Look through the data below and report how many lines include "Брянской". Only the number should be given.

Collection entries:
"""

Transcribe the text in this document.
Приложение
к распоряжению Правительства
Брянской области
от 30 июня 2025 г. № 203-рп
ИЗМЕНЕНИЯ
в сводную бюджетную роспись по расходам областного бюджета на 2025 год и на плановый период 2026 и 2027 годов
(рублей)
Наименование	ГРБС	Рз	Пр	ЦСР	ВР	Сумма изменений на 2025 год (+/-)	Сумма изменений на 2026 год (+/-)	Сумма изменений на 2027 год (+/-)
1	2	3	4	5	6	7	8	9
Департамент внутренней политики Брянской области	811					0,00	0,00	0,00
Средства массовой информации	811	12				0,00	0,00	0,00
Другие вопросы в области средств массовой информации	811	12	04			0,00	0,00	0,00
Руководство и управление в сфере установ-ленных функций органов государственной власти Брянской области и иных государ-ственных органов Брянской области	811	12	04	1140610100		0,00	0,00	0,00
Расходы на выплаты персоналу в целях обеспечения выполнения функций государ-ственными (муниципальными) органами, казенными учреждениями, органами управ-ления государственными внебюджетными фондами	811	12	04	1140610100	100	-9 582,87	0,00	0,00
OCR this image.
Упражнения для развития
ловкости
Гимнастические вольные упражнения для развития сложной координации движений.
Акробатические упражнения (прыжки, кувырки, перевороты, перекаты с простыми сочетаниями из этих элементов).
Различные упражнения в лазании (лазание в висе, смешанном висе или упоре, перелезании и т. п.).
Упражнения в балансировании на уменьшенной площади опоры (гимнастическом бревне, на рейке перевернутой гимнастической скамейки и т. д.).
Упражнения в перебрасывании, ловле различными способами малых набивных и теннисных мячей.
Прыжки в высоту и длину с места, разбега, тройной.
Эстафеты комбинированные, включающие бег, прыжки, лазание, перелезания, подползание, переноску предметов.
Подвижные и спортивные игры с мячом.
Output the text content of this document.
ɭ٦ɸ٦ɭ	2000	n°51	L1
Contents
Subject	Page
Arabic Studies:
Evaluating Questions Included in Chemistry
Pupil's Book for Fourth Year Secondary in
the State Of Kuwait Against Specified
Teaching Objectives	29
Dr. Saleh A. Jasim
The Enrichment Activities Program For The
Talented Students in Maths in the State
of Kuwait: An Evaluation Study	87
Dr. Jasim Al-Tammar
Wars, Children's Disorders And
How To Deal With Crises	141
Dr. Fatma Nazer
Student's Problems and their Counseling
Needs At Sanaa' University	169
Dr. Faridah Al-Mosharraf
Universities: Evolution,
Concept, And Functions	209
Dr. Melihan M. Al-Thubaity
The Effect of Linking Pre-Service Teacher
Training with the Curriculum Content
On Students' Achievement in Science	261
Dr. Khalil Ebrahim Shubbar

"""

Solution for this problem :: 3